> Extracted material:

· · ·

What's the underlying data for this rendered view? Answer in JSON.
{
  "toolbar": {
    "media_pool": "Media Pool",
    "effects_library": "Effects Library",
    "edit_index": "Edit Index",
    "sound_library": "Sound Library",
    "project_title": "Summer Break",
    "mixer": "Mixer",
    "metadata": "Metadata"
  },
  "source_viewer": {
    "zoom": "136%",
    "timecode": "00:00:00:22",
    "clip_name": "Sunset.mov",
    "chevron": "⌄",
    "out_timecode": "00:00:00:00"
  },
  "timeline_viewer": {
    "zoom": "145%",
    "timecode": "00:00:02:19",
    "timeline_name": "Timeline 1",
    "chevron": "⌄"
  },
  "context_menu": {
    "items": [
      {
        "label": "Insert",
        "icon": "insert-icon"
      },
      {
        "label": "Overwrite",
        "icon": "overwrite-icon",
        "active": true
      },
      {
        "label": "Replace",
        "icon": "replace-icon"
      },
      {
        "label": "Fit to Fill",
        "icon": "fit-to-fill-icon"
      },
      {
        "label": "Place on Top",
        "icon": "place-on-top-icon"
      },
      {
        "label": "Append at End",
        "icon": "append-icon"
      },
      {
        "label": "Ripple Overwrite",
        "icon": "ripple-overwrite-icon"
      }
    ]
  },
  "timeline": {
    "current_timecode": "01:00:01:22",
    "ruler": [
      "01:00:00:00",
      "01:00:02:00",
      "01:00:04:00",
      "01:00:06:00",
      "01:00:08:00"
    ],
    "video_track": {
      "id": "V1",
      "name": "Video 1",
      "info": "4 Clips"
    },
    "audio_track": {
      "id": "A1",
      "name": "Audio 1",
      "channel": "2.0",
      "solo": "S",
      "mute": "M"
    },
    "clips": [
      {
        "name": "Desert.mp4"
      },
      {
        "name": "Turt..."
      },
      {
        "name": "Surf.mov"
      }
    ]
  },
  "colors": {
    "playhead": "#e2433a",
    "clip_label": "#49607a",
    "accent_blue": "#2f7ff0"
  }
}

· · ·

> Given instruction: Please restate the data word for word, every record included.

> Finished exercise:
What's the underlying data for this rendered view? Answer in JSON.
{
  "toolbar": {
    "media_pool": "Media Pool",
    "effects_library": "Effects Library",
    "edit_index": "Edit Index",
    "sound_library": "Sound Library",
    "project_title": "Summer Break",
    "mixer": "Mixer",
    "metadata": "Metadata"
  },
  "source_viewer": {
    "zoom": "136%",
    "timecode": "00:00:00:22",
    "clip_name": "Sunset.mov",
    "chevron": "⌄",
    "out_timecode": "00:00:00:00"
  },
  "timeline_viewer": {
    "zoom": "145%",
    "timecode": "00:00:02:19",
    "timeline_name": "Timeline 1",
    "chevron": "⌄"
  },
  "context_menu": {
    "items": [
      {
        "label": "Insert",
        "icon": "insert-icon"
      },
      {
        "label": "Overwrite",
        "icon": "overwrite-icon",
        "active": true
      },
      {
        "label": "Replace",
        "icon": "replace-icon"
      },
      {
        "label": "Fit to Fill",
        "icon": "fit-to-fill-icon"
      },
      {
        "label": "Place on Top",
        "icon": "place-on-top-icon"
      },
      {
        "label": "Append at End",
        "icon": "append-icon"
      },
      {
        "label": "Ripple Overwrite",
        "icon": "ripple-overwrite-icon"
      }
    ]
  },
  "timeline": {
    "current_timecode": "01:00:01:22",
    "ruler": [
      "01:00:00:00",
      "01:00:02:00",
      "01:00:04:00",
      "01:00:06:00",
      "01:00:08:00"
    ],
    "video_track": {
      "id": "V1",
      "name": "Video 1",
      "info": "4 Clips"
    },
    "audio_track": {
      "id": "A1",
      "name": "Audio 1",
      "channel": "2.0",
      "solo": "S",
      "mute": "M"
    },
    "clips": [
      {
        "name": "Desert.mp4"
      },
      {
        "name": "Turt..."
      },
      {
        "name": "Surf.mov"
      }
    ]
  },
  "colors": {
    "playhead": "#e2433a",
    "clip_label": "#49607a",
    "accent_blue": "#2f7ff0"
  }
}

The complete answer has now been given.